[Extracted records]

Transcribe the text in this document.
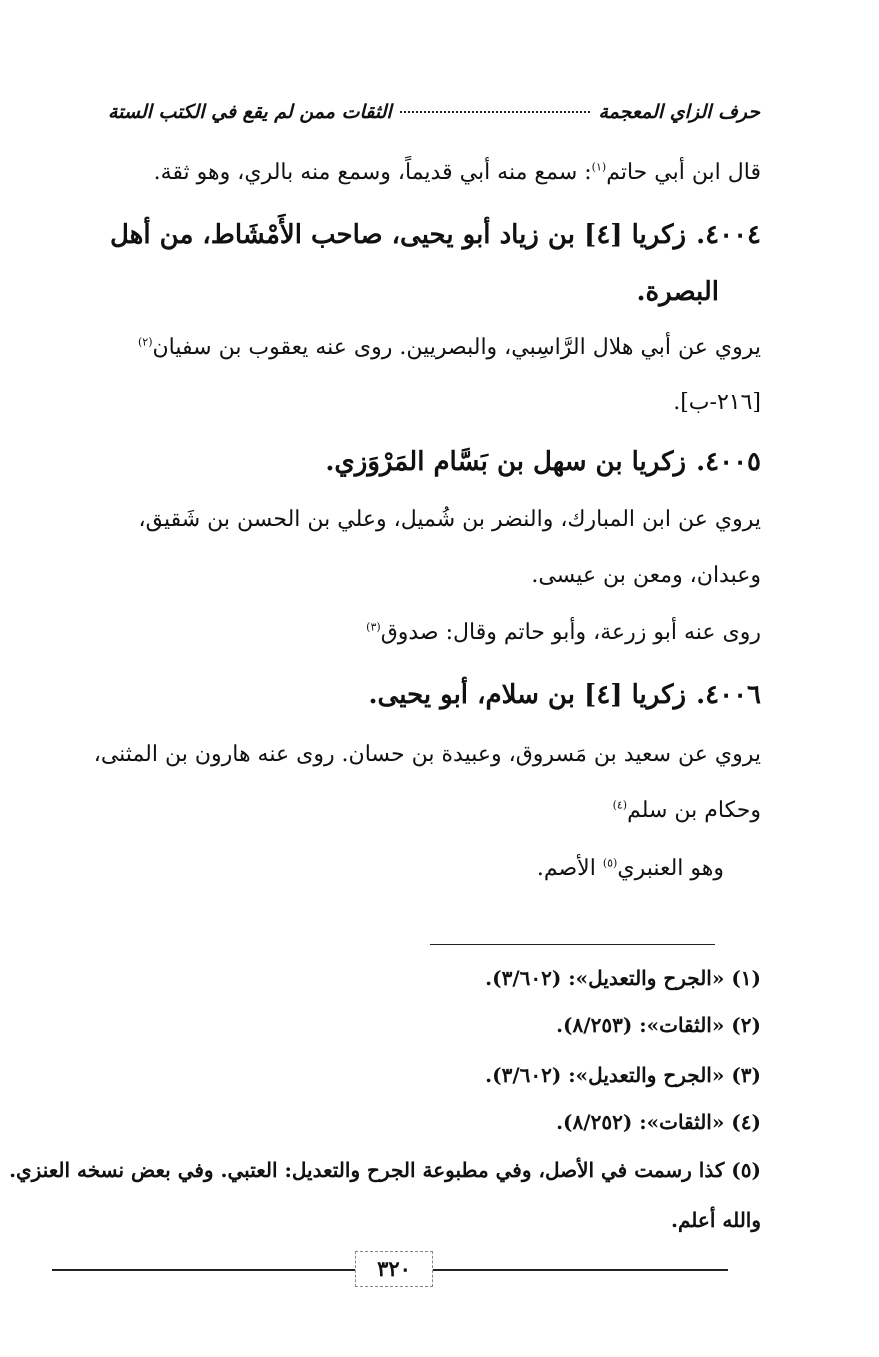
حرف الزاي المعجمة
الثقات ممن لم يقع في الكتب الستة
قال ابن أبي حاتم$^{(١)}$: سمع منه أبي قديماً، وسمع منه بالري، وهو ثقة.
٤٠٠٤.زكريا [٤] بن زياد أبو يحيى، صاحب الأَمْشَاط، من أهل
البصرة.
يروي عن أبي هلال الرَّاسِبي، والبصريين. روى عنه يعقوب بن سفيان$^{(٢)}$
[٢١٦-ب].
٤٠٠٥.زكريا بن سهل بن بَسَّام المَرْوَزي.
يروي عن ابن المبارك، والنضر بن شُميل، وعلي بن الحسن بن شَقيق،
وعبدان، ومعن بن عيسى.
روى عنه أبو زرعة، وأبو حاتم وقال: صدوق$^{(٣)}$
٤٠٠٦.زكريا [٤] بن سلام، أبو يحيى.
يروي عن سعيد بن مَسروق، وعبيدة بن حسان. روى عنه هارون بن المثنى،
وحكام بن سلم$^{(٤)}$
وهو العنبري$^{(٥)}$ الأصم.
(١) «الجرح والتعديل»: (٣/٦٠٢).
(٢) «الثقات»: (٨/٢٥٣).
(٣) «الجرح والتعديل»: (٣/٦٠٢).
(٤) «الثقات»: (٨/٢٥٢).
(٥) كذا رسمت في الأصل، وفي مطبوعة الجرح والتعديل: العتبي. وفي بعض نسخه العنزي.
والله أعلم.
٣٢٠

_What you are asked to do_
Lines that include the word "يحيى" are to be extracted from the data above.

_Task output_
٤٠٠٤.زكريا [٤] بن زياد أبو يحيى، صاحب الأَمْشَاط، من أهل
٤٠٠٦.زكريا [٤] بن سلام، أبو يحيى.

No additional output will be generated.